> [SELECTED TEXT]:
Trailer/Thumbnail Courtesy Elevation Pictures

Child’s Play took the concept of a serial killer doll and ran with it, creating a impressively tense horror film that most importantly gave us characters we didn’t want Chucky to do away with. Chucky has evolved a lot since that first film, so it’s interesting to see a filmmaker go back to square one and remake Child’s Play. Rather than a slavish recreation, director Lars Klevberg goes in a wildly different direction and that’s an admirable route to take. Outside of the basic premise of a young boy named Andy getting a doll who starts killing people off, this remake takes other paths with an emphasis on current technology. It’s not entirely successful, but Child’s Play at least knows what it is and has a bit of fun.

From the elaborate set-up, it’s already evident this Chucky will be a different one than the serial killer magically transferred to a doll’s body in the original. Having Chucky instead be a malfunctioning AI is a clever idea and gives the filmmakers the opportunity to comment on the rise of tech toys that serve our every whim. The movie is definitely on the nose about it, but it’s nonetheless an interesting angle to take. Brad Dourif will forever be connected to Chucky, but Mark Hamill more than proves adept at the role. His Chucky has more of a naivety as he tries his hardest to gain Andy’s affection and Hamill portrays the doll slowly but surely cracking.

> [WORK INSTRUCTIONS]:
• A. Render this sentence from the review of the Child’s Play remake into French: "Having Chucky instead be a malfunctioning AI is a clever idea and gives the filmmakers the opportunity to comment on the rise of tech toys that serve our every whim."
• B. Duplicate the passage of the Child’s Play review that begins with the words "From the elaborate" and ends with "but surely cracking.".

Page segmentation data
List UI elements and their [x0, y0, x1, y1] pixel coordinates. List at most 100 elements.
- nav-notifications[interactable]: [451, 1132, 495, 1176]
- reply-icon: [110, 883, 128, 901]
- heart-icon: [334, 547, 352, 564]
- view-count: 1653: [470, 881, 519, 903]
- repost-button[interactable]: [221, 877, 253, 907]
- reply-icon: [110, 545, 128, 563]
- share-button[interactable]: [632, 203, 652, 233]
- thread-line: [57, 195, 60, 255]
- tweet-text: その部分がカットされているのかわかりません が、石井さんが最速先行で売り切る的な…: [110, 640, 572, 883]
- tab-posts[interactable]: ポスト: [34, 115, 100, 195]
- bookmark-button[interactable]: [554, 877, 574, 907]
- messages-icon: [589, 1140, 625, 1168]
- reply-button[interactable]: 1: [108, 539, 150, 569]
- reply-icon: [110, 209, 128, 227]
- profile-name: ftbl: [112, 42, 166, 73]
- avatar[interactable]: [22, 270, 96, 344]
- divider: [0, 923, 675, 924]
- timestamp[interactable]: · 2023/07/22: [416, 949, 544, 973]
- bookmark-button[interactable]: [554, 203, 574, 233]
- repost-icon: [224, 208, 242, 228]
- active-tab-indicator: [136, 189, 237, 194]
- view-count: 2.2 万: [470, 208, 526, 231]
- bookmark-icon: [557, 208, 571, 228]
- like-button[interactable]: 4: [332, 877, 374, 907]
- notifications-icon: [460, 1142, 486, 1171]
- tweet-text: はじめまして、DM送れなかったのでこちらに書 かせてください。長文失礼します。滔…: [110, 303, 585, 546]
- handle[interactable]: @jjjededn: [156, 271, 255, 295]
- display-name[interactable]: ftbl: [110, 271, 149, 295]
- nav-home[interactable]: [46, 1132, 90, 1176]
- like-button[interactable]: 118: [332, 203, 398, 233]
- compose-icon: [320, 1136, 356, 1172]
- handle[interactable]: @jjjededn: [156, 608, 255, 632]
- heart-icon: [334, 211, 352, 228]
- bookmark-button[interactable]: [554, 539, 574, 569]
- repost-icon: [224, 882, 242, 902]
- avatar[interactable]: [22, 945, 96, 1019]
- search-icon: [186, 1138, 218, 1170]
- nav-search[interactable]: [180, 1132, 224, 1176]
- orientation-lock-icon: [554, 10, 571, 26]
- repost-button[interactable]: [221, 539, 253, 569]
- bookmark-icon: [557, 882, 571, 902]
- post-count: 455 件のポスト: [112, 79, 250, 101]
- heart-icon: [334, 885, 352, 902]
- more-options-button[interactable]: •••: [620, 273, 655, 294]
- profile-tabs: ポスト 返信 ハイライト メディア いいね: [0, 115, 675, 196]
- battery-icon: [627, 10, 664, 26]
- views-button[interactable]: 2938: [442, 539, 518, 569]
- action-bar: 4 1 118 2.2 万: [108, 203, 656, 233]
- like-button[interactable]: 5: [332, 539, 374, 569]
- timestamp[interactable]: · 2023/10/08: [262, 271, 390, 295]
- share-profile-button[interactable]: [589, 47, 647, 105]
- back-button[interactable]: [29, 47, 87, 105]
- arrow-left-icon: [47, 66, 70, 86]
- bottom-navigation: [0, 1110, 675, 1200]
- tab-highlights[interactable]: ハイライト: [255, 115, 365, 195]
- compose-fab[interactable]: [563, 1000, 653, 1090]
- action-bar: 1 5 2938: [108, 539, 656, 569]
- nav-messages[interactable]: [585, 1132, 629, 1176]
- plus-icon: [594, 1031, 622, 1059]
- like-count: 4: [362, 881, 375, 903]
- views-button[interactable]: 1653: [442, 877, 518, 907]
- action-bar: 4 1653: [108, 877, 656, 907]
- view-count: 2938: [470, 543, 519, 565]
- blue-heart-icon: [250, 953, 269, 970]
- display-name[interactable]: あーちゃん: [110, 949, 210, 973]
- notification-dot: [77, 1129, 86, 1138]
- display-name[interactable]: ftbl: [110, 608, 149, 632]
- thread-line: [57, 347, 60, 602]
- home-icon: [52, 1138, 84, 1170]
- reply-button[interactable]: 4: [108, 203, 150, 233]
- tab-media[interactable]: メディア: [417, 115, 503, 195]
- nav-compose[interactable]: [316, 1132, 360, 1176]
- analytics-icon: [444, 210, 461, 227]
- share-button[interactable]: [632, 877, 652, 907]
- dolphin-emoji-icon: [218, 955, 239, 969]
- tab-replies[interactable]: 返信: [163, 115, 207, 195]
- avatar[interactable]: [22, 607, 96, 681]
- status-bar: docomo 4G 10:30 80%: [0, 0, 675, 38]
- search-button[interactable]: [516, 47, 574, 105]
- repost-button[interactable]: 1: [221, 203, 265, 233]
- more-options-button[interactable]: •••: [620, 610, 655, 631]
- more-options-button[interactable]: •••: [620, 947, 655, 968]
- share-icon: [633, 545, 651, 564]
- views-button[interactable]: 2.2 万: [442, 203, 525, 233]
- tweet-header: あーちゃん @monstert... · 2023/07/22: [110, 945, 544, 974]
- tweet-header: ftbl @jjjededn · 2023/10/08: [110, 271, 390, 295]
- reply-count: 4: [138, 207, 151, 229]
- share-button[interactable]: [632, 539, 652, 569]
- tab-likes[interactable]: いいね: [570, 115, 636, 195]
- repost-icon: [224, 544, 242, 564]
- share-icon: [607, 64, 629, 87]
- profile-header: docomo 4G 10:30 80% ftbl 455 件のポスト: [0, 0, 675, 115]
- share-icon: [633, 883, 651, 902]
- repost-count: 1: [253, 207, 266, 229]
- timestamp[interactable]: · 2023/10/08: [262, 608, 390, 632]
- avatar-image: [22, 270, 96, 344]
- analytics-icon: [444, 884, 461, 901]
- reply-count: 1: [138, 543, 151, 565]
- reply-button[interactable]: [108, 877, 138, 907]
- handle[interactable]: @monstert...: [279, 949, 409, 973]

> [RESPONSES]:
• A. Faire plutôt de Chucky une IA défaillante est une idée astucieuse, qui donne aux cinéastes l’occasion de commenter l’essor des jouets technologiques qui satisfont nos moindres caprices.

• B.
From the elaborate set-up, it’s already evident this Chucky will be a different one than the serial killer magically transferred to a doll’s body in the original. Having Chucky instead be a malfunctioning AI is a clever idea and gives the filmmakers the opportunity to comment on the rise of tech toys that serve our every whim. The movie is definitely on the nose about it, but it’s nonetheless an interesting angle to take. Brad Dourif will forever be connected to Chucky, but Mark Hamill more than proves adept at the role. His Chucky has more of a naivety as he tries his hardest to gain Andy’s affection and Hamill portrays the doll slowly but surely cracking.